(Dataset excerpt)
-- BEGIN --

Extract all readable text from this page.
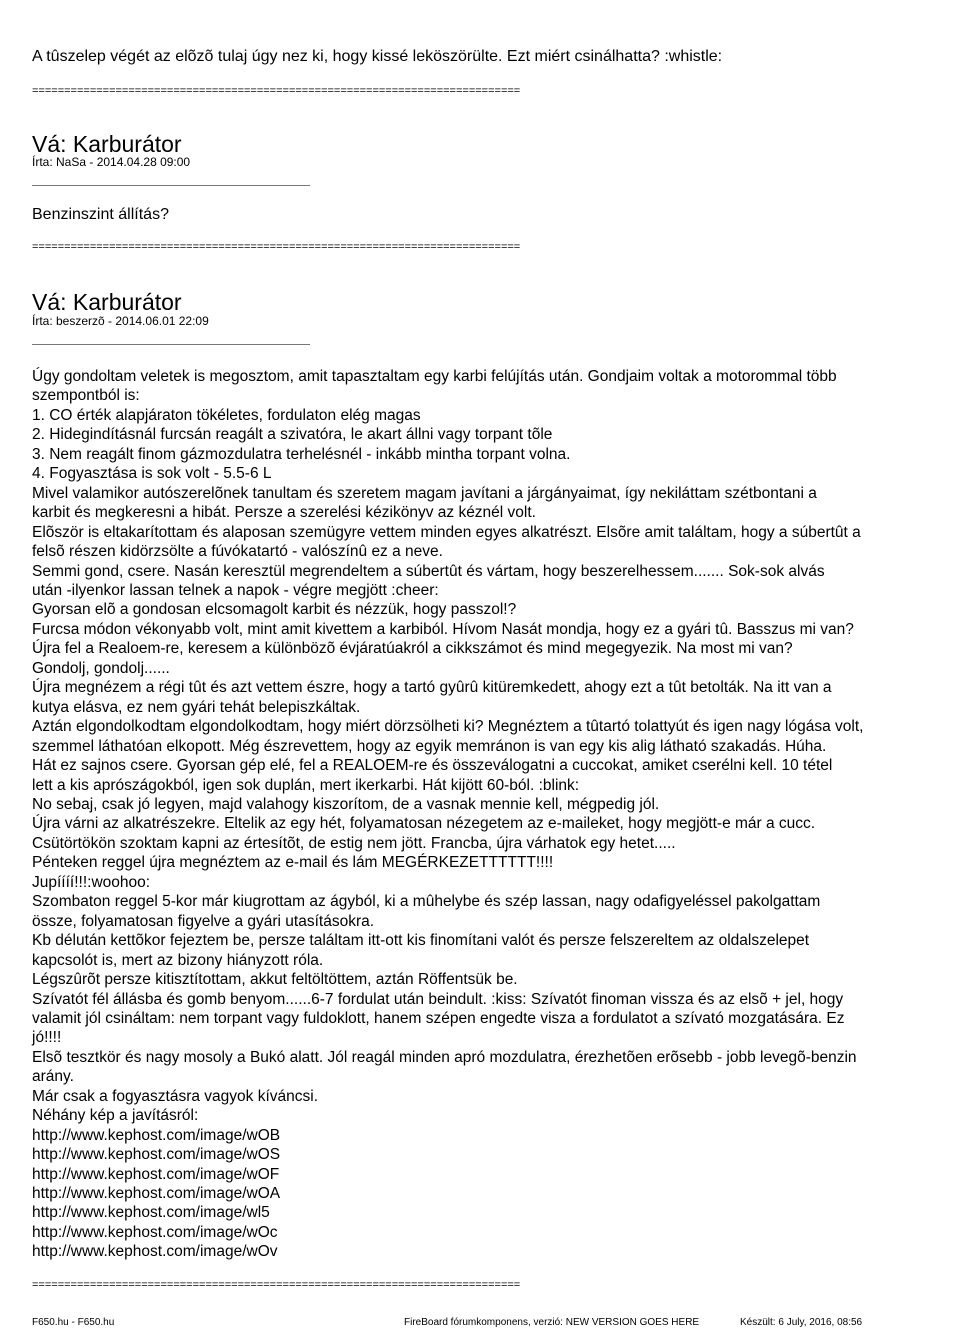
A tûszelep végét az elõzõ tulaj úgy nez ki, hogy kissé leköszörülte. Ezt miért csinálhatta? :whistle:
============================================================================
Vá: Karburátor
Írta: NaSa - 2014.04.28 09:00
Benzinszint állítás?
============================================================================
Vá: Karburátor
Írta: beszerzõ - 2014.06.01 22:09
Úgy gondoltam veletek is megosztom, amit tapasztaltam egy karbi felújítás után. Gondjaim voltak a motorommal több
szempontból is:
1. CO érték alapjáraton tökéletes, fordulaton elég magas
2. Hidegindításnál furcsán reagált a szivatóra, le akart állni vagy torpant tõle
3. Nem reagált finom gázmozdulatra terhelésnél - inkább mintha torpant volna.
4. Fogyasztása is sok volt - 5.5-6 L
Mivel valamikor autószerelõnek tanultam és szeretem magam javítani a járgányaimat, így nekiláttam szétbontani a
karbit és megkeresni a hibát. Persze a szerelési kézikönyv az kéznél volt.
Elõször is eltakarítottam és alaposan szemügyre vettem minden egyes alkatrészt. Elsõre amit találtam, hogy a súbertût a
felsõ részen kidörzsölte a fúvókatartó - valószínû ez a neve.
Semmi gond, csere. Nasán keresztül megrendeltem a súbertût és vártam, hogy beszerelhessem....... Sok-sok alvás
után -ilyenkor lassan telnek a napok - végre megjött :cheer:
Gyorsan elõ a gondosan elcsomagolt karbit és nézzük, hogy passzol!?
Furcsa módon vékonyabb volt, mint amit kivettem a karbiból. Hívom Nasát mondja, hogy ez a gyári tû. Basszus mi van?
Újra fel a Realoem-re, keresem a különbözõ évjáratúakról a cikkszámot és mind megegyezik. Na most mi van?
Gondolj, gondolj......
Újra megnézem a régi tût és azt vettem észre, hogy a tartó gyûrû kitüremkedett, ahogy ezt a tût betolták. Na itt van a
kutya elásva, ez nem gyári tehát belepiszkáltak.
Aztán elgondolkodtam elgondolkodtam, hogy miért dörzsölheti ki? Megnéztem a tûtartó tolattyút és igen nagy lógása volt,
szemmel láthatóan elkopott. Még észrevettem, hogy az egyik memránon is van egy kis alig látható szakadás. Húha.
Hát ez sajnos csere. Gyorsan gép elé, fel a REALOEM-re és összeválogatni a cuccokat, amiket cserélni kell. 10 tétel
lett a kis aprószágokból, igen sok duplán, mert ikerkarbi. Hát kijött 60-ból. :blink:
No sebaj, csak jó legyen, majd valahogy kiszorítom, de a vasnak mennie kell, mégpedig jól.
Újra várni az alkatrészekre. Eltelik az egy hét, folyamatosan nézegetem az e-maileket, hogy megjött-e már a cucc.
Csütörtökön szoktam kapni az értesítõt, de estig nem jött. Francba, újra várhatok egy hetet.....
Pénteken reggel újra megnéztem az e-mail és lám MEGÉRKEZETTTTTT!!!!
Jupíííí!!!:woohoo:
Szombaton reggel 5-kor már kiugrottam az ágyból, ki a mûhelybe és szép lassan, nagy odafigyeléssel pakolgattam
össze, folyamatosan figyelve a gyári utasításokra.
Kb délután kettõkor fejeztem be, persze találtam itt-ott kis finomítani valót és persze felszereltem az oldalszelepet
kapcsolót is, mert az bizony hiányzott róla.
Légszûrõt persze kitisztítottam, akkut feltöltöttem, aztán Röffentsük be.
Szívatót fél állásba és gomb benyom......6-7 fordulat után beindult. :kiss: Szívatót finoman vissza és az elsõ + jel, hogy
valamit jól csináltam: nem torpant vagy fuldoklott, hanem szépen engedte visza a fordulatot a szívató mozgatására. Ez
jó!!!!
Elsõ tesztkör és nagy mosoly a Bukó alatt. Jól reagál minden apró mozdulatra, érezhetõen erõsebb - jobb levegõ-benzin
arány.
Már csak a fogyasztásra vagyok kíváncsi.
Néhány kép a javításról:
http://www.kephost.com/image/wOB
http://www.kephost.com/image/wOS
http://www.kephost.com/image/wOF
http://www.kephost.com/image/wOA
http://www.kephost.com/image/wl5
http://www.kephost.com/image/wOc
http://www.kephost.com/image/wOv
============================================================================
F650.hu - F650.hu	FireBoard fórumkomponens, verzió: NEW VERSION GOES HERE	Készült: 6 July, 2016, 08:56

-- END --
-- BEGIN --

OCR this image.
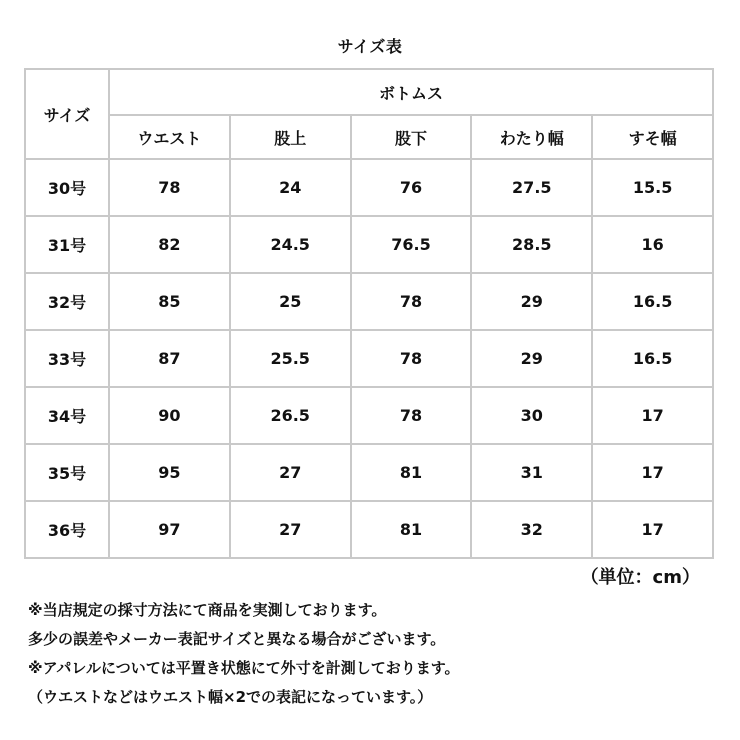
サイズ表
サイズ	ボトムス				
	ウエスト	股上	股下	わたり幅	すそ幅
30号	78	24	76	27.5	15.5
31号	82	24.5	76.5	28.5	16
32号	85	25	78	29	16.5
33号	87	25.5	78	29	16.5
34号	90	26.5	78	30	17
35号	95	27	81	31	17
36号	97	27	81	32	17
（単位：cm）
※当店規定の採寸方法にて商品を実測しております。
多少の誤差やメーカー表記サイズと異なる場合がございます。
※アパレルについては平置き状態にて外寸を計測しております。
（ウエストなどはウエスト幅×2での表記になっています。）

-- END --

__Requirements__
Check each line of the entries above, and show every one holding the word "Írta".

__Correct answer__
Írta: NaSa - 2014.04.28 09:00
Írta: beszerzõ - 2014.06.01 22:09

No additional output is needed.